Exercise inputs>
────────

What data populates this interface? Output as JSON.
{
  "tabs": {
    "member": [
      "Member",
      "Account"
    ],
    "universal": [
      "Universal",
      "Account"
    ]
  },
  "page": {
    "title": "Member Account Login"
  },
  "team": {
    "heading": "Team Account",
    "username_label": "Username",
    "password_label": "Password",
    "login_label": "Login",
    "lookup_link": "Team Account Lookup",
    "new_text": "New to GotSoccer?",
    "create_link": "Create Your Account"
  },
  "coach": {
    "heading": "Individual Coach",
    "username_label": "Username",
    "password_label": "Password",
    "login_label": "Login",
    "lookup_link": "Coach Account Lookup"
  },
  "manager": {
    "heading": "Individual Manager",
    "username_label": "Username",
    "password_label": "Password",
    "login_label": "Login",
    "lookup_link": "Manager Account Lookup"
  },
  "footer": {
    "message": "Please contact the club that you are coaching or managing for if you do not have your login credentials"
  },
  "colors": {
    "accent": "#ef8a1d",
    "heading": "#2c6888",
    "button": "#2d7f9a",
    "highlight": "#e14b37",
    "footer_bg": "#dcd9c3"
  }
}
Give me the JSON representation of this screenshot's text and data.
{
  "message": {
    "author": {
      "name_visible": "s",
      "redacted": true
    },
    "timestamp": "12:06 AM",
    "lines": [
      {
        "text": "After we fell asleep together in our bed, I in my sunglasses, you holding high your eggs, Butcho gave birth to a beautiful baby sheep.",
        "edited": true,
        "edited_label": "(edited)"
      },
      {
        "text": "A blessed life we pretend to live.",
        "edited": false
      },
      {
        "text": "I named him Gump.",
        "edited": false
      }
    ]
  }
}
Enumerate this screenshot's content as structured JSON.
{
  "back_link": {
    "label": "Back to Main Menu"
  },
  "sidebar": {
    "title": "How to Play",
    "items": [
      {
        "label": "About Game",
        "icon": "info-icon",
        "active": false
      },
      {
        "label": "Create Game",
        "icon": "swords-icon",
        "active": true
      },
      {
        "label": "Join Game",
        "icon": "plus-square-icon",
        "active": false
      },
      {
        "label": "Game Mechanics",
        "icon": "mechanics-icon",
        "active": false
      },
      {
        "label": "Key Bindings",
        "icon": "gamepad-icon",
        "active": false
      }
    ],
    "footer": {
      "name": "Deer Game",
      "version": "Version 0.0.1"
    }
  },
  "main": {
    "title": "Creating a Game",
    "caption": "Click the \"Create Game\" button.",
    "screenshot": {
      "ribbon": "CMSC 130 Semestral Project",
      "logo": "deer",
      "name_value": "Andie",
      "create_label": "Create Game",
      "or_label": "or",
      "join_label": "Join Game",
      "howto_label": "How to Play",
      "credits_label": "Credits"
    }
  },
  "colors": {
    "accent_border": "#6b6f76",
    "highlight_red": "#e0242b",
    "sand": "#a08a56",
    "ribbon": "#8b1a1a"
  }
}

────────

Task details> In the records above, locate the lines holding the word "icon". Copy each of them.

Full response>
        "icon": "info-icon",
        "icon": "swords-icon",
        "icon": "plus-square-icon",
        "icon": "mechanics-icon",
        "icon": "gamepad-icon",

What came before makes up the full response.